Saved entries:
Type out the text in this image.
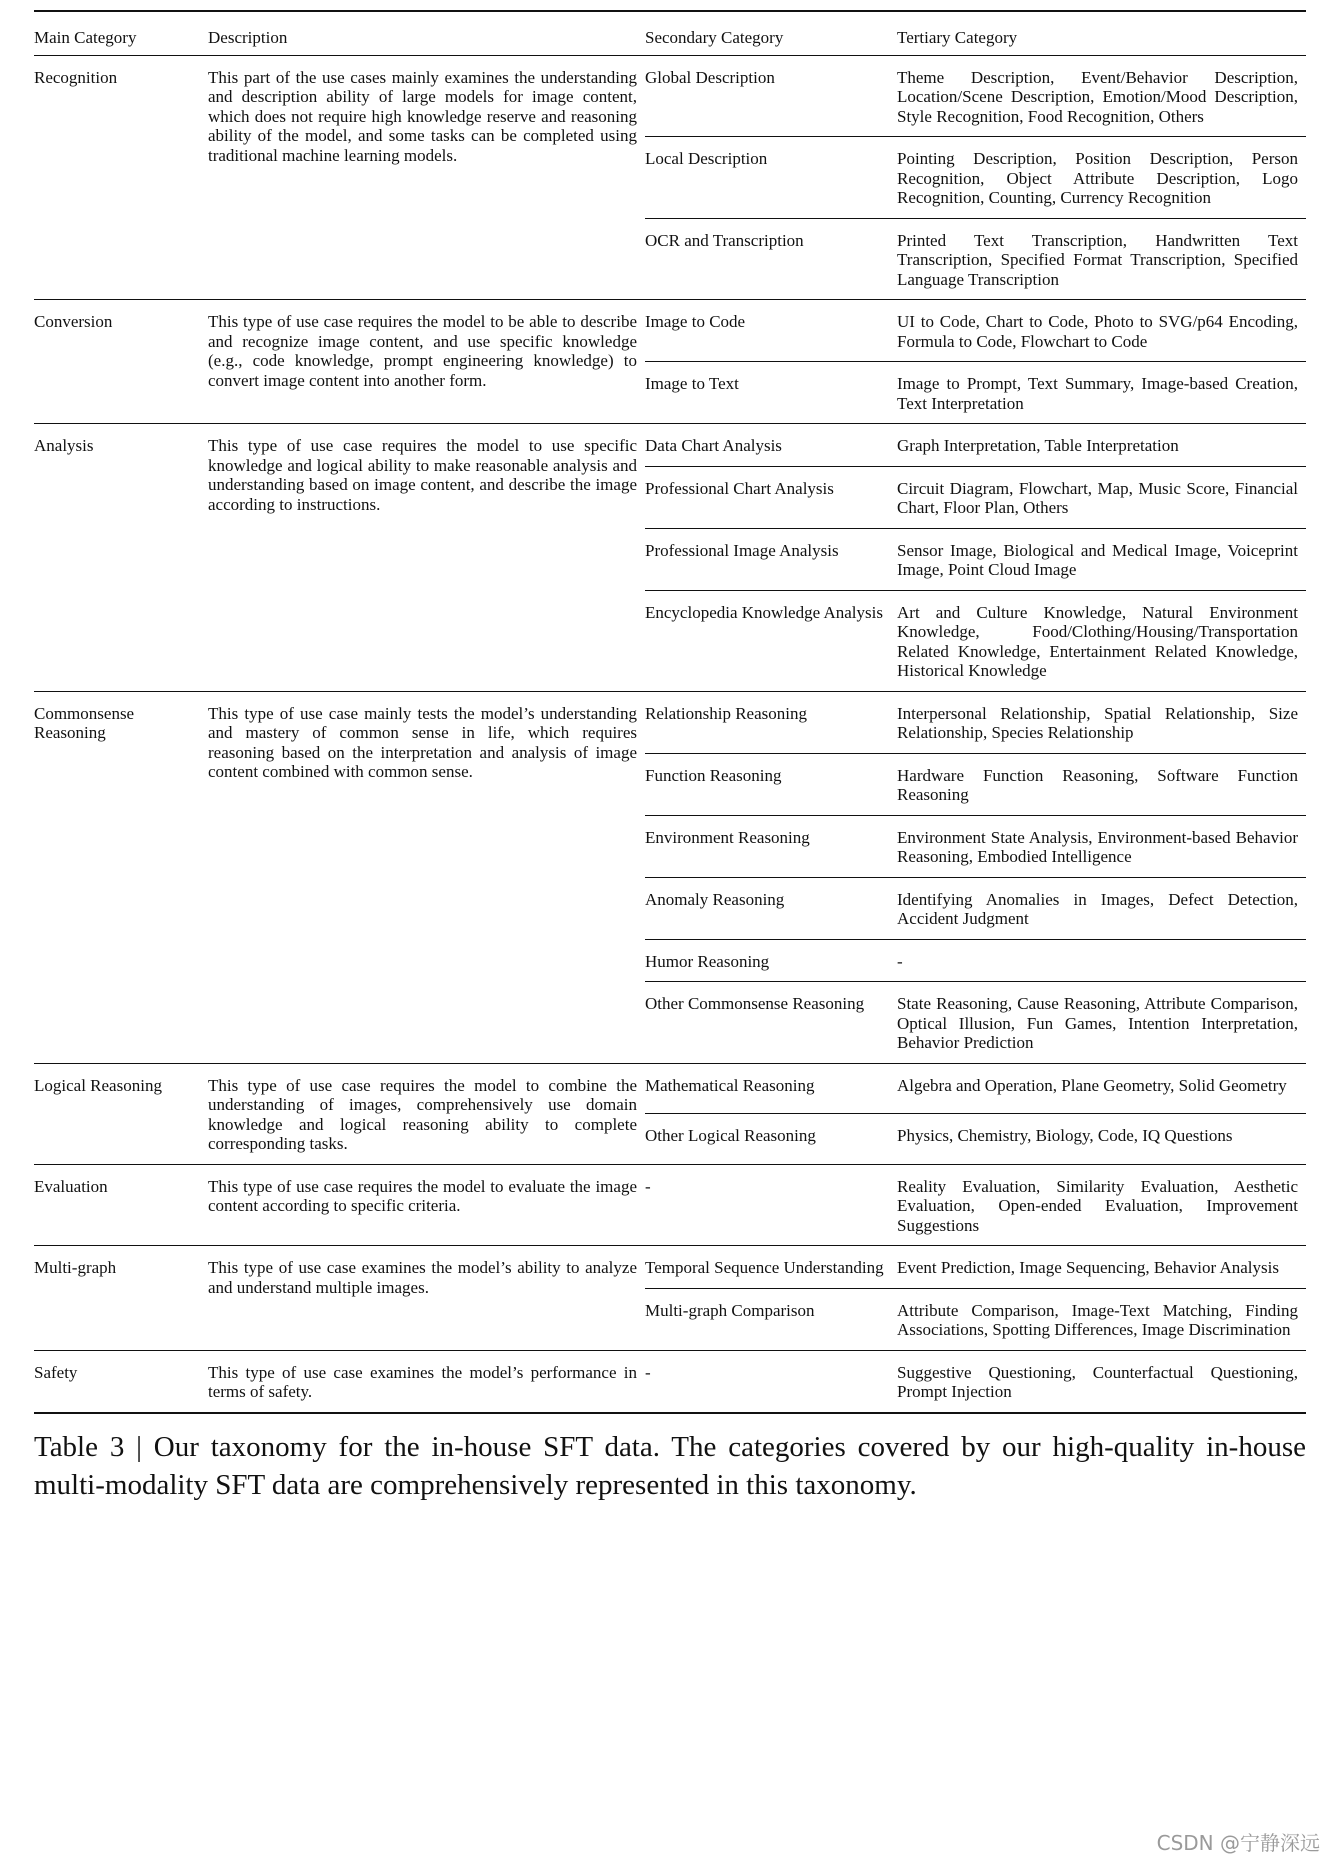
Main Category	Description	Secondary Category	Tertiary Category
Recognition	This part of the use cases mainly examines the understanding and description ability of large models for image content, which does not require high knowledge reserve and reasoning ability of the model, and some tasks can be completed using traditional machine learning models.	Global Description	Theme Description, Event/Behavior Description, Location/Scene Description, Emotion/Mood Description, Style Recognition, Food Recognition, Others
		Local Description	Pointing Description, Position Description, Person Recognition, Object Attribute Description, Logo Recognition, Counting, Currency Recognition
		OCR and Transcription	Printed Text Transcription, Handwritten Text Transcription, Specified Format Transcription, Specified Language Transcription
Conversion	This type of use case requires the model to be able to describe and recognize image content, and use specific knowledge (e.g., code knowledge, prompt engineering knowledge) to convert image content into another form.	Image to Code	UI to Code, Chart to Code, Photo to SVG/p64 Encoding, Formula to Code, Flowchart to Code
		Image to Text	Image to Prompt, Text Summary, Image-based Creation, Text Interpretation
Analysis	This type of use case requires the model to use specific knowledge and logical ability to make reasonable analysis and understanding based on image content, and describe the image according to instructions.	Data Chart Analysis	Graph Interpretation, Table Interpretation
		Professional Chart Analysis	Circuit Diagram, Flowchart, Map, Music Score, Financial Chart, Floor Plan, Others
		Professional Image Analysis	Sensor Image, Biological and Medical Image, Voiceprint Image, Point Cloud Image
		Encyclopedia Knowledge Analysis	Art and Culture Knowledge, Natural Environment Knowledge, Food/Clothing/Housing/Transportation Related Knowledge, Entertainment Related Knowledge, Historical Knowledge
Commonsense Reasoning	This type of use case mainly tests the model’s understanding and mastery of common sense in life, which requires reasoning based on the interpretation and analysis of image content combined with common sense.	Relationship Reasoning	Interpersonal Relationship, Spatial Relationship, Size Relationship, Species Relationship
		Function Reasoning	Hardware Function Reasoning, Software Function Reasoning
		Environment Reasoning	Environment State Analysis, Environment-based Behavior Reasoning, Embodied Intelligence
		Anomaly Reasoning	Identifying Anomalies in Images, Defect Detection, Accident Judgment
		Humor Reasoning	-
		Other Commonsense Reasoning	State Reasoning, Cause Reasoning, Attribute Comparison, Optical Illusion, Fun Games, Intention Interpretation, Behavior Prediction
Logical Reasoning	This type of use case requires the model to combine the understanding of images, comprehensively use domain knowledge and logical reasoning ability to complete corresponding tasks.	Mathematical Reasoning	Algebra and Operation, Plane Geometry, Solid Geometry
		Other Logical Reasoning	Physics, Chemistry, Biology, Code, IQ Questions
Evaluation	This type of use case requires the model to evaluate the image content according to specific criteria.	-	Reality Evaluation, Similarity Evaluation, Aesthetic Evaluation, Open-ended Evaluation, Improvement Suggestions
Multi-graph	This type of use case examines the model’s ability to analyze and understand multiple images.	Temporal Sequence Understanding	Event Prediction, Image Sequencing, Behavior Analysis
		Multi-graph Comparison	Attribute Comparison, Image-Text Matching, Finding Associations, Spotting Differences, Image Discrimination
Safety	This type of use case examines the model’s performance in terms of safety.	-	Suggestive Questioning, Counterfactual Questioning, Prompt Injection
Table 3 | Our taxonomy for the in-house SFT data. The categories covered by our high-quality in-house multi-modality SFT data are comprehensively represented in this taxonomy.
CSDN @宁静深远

● **Exercise directions**:
Copy every entry exactly as written. Pictures are excluded.

● **Solution for this exercise**:
Type out the text in this image.
Main Category	Description	Secondary Category	Tertiary Category
Recognition	This part of the use cases mainly examines the understanding and description ability of large models for image content, which does not require high knowledge reserve and reasoning ability of the model, and some tasks can be completed using traditional machine learning models.	Global Description	Theme Description, Event/Behavior Description, Location/Scene Description, Emotion/Mood Description, Style Recognition, Food Recognition, Others
		Local Description	Pointing Description, Position Description, Person Recognition, Object Attribute Description, Logo Recognition, Counting, Currency Recognition
		OCR and Transcription	Printed Text Transcription, Handwritten Text Transcription, Specified Format Transcription, Specified Language Transcription
Conversion	This type of use case requires the model to be able to describe and recognize image content, and use specific knowledge (e.g., code knowledge, prompt engineering knowledge) to convert image content into another form.	Image to Code	UI to Code, Chart to Code, Photo to SVG/p64 Encoding, Formula to Code, Flowchart to Code
		Image to Text	Image to Prompt, Text Summary, Image-based Creation, Text Interpretation
Analysis	This type of use case requires the model to use specific knowledge and logical ability to make reasonable analysis and understanding based on image content, and describe the image according to instructions.	Data Chart Analysis	Graph Interpretation, Table Interpretation
		Professional Chart Analysis	Circuit Diagram, Flowchart, Map, Music Score, Financial Chart, Floor Plan, Others
		Professional Image Analysis	Sensor Image, Biological and Medical Image, Voiceprint Image, Point Cloud Image
		Encyclopedia Knowledge Analysis	Art and Culture Knowledge, Natural Environment Knowledge, Food/Clothing/Housing/Transportation Related Knowledge, Entertainment Related Knowledge, Historical Knowledge
Commonsense Reasoning	This type of use case mainly tests the model’s understanding and mastery of common sense in life, which requires reasoning based on the interpretation and analysis of image content combined with common sense.	Relationship Reasoning	Interpersonal Relationship, Spatial Relationship, Size Relationship, Species Relationship
		Function Reasoning	Hardware Function Reasoning, Software Function Reasoning
		Environment Reasoning	Environment State Analysis, Environment-based Behavior Reasoning, Embodied Intelligence
		Anomaly Reasoning	Identifying Anomalies in Images, Defect Detection, Accident Judgment
		Humor Reasoning	-
		Other Commonsense Reasoning	State Reasoning, Cause Reasoning, Attribute Comparison, Optical Illusion, Fun Games, Intention Interpretation, Behavior Prediction
Logical Reasoning	This type of use case requires the model to combine the understanding of images, comprehensively use domain knowledge and logical reasoning ability to complete corresponding tasks.	Mathematical Reasoning	Algebra and Operation, Plane Geometry, Solid Geometry
		Other Logical Reasoning	Physics, Chemistry, Biology, Code, IQ Questions
Evaluation	This type of use case requires the model to evaluate the image content according to specific criteria.	-	Reality Evaluation, Similarity Evaluation, Aesthetic Evaluation, Open-ended Evaluation, Improvement Suggestions
Multi-graph	This type of use case examines the model’s ability to analyze and understand multiple images.	Temporal Sequence Understanding	Event Prediction, Image Sequencing, Behavior Analysis
		Multi-graph Comparison	Attribute Comparison, Image-Text Matching, Finding Associations, Spotting Differences, Image Discrimination
Safety	This type of use case examines the model’s performance in terms of safety.	-	Suggestive Questioning, Counterfactual Questioning, Prompt Injection
Table 3 | Our taxonomy for the in-house SFT data. The categories covered by our high-quality in-house multi-modality SFT data are comprehensively represented in this taxonomy.
CSDN @宁静深远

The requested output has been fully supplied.